[Data records]
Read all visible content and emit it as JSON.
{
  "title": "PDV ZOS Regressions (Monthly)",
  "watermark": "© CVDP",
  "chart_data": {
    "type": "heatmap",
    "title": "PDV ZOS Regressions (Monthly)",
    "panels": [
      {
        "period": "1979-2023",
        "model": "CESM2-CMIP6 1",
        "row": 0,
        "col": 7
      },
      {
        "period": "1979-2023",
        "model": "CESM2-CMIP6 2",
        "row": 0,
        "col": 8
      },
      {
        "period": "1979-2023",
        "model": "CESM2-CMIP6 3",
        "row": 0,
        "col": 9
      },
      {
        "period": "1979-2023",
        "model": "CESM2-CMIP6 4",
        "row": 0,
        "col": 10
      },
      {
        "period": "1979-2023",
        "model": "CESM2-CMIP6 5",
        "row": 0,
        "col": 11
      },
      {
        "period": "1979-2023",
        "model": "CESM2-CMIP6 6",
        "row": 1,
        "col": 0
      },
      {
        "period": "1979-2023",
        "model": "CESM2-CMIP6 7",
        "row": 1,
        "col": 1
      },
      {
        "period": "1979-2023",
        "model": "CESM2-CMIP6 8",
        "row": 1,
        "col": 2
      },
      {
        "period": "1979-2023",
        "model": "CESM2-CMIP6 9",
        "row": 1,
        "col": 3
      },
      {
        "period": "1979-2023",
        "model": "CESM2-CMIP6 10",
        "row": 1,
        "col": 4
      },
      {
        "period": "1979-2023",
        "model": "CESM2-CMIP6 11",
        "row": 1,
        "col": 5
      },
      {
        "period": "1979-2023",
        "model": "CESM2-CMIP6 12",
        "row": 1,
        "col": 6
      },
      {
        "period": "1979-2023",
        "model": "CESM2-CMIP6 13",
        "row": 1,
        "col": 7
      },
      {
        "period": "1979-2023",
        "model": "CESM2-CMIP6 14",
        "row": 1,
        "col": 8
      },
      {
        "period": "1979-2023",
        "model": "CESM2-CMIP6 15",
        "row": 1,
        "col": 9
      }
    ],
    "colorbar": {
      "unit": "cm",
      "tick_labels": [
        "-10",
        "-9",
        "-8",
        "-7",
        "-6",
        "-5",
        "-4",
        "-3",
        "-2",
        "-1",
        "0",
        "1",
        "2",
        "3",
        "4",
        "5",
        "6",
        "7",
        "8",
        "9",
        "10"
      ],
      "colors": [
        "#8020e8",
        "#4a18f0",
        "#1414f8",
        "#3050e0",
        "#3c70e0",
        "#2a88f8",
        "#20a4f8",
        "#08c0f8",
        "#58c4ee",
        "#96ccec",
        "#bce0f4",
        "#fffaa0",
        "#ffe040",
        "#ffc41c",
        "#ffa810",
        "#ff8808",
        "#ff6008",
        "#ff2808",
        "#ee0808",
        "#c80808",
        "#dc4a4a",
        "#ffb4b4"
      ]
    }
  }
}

* Short problem *
Extract every record. Keep wording exact.

* Result of the task *
Read all visible content and emit it as JSON.
{
  "title": "PDV ZOS Regressions (Monthly)",
  "watermark": "© CVDP",
  "chart_data": {
    "type": "heatmap",
    "title": "PDV ZOS Regressions (Monthly)",
    "panels": [
      {
        "period": "1979-2023",
        "model": "CESM2-CMIP6 1",
        "row": 0,
        "col": 7
      },
      {
        "period": "1979-2023",
        "model": "CESM2-CMIP6 2",
        "row": 0,
        "col": 8
      },
      {
        "period": "1979-2023",
        "model": "CESM2-CMIP6 3",
        "row": 0,
        "col": 9
      },
      {
        "period": "1979-2023",
        "model": "CESM2-CMIP6 4",
        "row": 0,
        "col": 10
      },
      {
        "period": "1979-2023",
        "model": "CESM2-CMIP6 5",
        "row": 0,
        "col": 11
      },
      {
        "period": "1979-2023",
        "model": "CESM2-CMIP6 6",
        "row": 1,
        "col": 0
      },
      {
        "period": "1979-2023",
        "model": "CESM2-CMIP6 7",
        "row": 1,
        "col": 1
      },
      {
        "period": "1979-2023",
        "model": "CESM2-CMIP6 8",
        "row": 1,
        "col": 2
      },
      {
        "period": "1979-2023",
        "model": "CESM2-CMIP6 9",
        "row": 1,
        "col": 3
      },
      {
        "period": "1979-2023",
        "model": "CESM2-CMIP6 10",
        "row": 1,
        "col": 4
      },
      {
        "period": "1979-2023",
        "model": "CESM2-CMIP6 11",
        "row": 1,
        "col": 5
      },
      {
        "period": "1979-2023",
        "model": "CESM2-CMIP6 12",
        "row": 1,
        "col": 6
      },
      {
        "period": "1979-2023",
        "model": "CESM2-CMIP6 13",
        "row": 1,
        "col": 7
      },
      {
        "period": "1979-2023",
        "model": "CESM2-CMIP6 14",
        "row": 1,
        "col": 8
      },
      {
        "period": "1979-2023",
        "model": "CESM2-CMIP6 15",
        "row": 1,
        "col": 9
      }
    ],
    "colorbar": {
      "unit": "cm",
      "tick_labels": [
        "-10",
        "-9",
        "-8",
        "-7",
        "-6",
        "-5",
        "-4",
        "-3",
        "-2",
        "-1",
        "0",
        "1",
        "2",
        "3",
        "4",
        "5",
        "6",
        "7",
        "8",
        "9",
        "10"
      ],
      "colors": [
        "#8020e8",
        "#4a18f0",
        "#1414f8",
        "#3050e0",
        "#3c70e0",
        "#2a88f8",
        "#20a4f8",
        "#08c0f8",
        "#58c4ee",
        "#96ccec",
        "#bce0f4",
        "#fffaa0",
        "#ffe040",
        "#ffc41c",
        "#ffa810",
        "#ff8808",
        "#ff6008",
        "#ff2808",
        "#ee0808",
        "#c80808",
        "#dc4a4a",
        "#ffb4b4"
      ]
    }
  }
}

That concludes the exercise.